
  3. In addition, it’s wise from a legal standpoint to insist that an ambulance take you to the hospital for a checkup. Zimmerman should have done that and it’s hurting his case that he didn’t. It also pays to say that you’re too upset or hurt to give a statement to the cops right then and there.

    Cops don’t have to give a statement for 48-72 hours after an officer-involved shooting. You shouldn’t either after a you-involved shooting.

  4. This can’t be stressed enough.
    Be careful in what you say to the Doc as well. He Will quote you in your chart notes. And if those notes get subpoenaed…
    Tip- if you’re in a DGU, call 9-1-1 and make a generic statement like, “send an ambulance, someone’s has been shot” after you give the address, hang up. Then call your BFF to high tail it to your location. You’ll need a calm head thinking for you.

  5. Just finished a NRA outside the home class, and one point they hammered was to after ANY sort of fight check you self for wounds. Many people who were in a knife fight did not know their attacker had a knife until they felt woozy and passed out from blood loss.
+---+
Answer these questions about the self-defense comments above.
1. For how many hours after an officer-involved shooting do police not have to give a statement?
2. Who will quote you in chart notes?
3. What did the NRA outside the home class stress doing after any sort of fight?

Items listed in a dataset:
+---+
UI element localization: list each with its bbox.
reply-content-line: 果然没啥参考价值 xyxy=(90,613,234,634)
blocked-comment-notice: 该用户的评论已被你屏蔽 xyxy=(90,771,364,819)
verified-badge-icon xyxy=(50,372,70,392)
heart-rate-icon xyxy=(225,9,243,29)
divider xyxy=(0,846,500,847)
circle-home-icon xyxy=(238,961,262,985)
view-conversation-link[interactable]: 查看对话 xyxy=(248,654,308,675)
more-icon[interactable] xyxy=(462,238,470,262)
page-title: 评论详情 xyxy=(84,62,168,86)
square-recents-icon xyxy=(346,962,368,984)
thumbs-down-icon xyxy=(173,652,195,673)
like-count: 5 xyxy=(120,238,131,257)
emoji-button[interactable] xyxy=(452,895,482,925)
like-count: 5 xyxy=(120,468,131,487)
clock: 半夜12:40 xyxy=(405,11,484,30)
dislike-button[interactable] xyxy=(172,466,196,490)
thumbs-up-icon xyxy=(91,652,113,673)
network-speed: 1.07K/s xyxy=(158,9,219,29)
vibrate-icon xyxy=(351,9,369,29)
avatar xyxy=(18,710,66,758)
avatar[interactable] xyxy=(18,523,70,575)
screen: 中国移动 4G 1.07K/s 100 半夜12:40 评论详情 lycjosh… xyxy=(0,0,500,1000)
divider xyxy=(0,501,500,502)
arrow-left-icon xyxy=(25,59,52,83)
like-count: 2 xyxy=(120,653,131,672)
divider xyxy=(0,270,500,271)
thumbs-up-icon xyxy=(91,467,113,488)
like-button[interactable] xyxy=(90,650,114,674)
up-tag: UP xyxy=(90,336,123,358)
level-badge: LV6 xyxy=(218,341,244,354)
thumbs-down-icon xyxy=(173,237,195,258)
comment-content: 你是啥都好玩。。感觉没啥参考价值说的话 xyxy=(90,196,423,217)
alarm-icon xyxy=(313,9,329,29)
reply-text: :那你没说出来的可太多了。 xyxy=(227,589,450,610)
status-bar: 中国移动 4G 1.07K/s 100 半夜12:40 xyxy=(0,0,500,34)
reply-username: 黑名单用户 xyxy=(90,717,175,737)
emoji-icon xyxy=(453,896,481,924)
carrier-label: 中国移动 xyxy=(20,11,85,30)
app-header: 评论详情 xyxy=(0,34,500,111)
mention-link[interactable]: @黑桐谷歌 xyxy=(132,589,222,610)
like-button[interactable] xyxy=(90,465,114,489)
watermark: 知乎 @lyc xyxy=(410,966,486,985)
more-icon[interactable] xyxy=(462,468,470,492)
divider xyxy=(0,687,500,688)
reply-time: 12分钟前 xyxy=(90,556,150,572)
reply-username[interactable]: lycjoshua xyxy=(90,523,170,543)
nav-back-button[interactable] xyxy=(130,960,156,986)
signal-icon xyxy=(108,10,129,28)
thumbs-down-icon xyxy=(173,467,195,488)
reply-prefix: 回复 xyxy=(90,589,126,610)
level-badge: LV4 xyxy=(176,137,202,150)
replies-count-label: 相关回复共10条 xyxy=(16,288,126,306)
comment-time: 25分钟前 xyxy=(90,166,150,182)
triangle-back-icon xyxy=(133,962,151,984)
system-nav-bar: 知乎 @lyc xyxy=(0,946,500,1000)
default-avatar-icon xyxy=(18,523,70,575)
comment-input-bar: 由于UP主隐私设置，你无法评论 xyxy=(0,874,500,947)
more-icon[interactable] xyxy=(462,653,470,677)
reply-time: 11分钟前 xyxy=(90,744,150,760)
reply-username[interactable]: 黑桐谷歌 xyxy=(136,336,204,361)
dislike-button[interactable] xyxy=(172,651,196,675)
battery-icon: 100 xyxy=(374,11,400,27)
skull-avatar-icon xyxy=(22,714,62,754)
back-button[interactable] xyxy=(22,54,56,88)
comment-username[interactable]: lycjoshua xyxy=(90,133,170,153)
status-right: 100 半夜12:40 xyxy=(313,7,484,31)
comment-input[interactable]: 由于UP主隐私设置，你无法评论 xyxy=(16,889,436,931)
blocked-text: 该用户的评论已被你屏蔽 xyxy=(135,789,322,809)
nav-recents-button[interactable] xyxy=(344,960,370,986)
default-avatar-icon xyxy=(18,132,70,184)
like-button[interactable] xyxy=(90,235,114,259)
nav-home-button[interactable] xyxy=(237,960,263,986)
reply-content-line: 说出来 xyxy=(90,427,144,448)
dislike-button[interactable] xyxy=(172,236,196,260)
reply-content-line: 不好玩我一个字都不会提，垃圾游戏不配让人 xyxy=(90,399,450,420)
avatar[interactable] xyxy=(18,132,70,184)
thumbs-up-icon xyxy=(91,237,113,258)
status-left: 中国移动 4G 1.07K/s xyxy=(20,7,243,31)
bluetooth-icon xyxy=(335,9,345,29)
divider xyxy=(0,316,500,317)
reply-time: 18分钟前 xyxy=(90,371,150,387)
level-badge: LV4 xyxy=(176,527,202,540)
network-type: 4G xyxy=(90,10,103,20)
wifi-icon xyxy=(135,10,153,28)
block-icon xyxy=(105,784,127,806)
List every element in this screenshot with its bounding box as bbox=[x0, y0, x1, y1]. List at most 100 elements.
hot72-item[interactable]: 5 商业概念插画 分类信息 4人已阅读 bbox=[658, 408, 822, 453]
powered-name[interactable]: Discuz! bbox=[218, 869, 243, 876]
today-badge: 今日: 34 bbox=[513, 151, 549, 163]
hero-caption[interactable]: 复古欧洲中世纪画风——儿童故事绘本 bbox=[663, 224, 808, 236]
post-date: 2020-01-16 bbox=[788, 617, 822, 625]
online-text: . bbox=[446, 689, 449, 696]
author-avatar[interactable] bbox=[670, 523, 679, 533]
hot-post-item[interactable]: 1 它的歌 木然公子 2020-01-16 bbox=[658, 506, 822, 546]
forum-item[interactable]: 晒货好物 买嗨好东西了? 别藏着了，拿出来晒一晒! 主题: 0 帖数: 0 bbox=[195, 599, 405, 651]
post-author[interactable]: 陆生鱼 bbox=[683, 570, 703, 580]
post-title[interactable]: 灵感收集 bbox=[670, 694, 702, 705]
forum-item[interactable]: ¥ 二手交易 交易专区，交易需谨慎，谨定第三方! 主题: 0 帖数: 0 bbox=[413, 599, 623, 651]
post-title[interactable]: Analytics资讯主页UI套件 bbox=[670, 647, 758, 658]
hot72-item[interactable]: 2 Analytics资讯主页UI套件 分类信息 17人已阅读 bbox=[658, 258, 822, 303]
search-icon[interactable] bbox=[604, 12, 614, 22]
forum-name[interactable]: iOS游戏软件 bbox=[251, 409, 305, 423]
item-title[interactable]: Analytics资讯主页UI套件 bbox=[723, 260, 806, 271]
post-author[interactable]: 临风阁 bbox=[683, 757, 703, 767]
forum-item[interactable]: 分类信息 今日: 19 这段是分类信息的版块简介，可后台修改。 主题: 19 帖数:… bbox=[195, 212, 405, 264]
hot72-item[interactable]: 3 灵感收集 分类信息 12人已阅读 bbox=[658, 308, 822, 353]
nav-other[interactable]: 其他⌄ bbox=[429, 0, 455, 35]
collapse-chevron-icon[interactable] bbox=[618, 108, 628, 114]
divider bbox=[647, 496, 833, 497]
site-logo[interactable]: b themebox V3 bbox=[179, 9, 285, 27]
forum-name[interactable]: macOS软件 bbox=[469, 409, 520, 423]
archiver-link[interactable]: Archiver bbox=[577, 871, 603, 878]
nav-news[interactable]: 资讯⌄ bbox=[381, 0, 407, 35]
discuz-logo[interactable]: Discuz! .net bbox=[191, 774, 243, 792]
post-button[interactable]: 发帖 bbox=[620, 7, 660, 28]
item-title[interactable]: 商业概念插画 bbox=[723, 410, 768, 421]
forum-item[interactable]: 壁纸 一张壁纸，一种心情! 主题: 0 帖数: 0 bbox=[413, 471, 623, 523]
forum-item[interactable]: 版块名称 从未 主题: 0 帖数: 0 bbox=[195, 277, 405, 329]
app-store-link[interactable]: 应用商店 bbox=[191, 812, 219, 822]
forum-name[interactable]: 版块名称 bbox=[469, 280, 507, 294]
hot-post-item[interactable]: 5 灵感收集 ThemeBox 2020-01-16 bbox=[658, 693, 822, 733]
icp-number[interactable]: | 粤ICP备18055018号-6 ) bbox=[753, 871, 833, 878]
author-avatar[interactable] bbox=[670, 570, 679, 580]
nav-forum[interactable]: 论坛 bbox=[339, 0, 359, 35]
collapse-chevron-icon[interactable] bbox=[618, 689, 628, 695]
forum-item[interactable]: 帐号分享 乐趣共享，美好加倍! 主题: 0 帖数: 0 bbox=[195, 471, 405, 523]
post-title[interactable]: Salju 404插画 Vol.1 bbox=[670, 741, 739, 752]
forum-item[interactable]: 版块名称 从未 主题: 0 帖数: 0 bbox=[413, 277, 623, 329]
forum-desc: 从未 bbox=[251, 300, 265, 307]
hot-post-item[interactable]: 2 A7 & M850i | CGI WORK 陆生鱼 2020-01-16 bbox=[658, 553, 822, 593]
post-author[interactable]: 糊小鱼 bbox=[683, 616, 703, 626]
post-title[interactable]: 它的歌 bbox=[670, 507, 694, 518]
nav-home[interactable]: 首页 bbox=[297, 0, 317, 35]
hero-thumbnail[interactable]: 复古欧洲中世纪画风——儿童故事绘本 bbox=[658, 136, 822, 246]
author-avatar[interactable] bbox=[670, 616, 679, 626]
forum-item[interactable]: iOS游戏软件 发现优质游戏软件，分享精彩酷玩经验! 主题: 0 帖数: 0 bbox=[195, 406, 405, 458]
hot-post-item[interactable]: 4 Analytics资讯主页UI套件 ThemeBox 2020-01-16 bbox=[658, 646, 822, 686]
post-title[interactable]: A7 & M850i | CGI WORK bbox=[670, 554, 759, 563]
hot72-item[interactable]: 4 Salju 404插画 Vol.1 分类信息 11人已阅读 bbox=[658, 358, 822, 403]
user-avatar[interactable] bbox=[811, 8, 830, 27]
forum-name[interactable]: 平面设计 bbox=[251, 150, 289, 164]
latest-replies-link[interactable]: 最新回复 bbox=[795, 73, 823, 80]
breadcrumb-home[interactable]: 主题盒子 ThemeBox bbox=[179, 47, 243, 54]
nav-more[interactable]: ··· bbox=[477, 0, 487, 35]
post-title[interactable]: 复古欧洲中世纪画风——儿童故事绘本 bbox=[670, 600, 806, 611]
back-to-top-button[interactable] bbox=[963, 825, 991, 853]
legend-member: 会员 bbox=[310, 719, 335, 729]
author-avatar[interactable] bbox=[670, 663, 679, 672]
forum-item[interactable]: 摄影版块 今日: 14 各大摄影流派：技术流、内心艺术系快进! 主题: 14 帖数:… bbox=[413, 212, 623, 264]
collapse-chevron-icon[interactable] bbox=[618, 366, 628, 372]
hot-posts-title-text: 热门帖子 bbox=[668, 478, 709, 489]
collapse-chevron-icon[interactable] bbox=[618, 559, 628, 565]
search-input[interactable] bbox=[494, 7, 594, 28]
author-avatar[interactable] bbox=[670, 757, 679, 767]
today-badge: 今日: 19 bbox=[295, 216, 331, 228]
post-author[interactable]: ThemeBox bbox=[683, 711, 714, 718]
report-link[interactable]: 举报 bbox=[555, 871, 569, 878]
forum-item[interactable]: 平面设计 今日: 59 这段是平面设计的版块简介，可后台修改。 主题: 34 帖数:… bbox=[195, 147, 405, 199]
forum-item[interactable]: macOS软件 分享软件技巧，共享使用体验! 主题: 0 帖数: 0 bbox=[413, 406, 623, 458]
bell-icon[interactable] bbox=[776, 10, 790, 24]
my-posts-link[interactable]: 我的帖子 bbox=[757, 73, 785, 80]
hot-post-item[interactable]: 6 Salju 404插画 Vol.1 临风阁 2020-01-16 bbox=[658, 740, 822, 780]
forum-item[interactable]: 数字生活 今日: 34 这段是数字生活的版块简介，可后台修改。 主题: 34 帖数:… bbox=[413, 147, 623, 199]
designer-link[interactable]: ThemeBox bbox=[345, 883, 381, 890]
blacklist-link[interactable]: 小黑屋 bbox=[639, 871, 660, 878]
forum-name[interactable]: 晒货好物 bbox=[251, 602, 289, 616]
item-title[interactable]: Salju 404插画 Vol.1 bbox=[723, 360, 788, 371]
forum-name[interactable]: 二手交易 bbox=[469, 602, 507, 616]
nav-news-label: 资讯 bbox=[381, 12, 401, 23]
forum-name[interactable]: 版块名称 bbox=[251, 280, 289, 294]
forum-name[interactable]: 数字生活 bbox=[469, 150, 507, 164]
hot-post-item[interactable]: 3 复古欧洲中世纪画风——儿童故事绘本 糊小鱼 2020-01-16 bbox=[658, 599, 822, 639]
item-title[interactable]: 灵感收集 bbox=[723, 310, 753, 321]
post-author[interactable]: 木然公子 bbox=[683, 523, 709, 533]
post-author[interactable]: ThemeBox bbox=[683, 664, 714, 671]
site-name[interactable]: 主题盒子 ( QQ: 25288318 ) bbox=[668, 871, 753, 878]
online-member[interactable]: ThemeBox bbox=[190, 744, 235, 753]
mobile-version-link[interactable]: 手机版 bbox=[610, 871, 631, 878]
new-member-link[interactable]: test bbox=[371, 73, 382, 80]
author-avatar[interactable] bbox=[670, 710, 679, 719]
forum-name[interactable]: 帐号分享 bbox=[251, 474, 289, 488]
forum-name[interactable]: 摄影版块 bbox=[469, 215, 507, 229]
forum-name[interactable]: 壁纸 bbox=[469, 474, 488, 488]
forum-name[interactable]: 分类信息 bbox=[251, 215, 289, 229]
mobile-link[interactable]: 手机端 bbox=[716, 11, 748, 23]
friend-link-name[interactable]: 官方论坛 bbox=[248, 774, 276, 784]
+---+
-- Finished task --
1. 48-72 hours.
2. The Doc.
3. Checking yourself for wounds.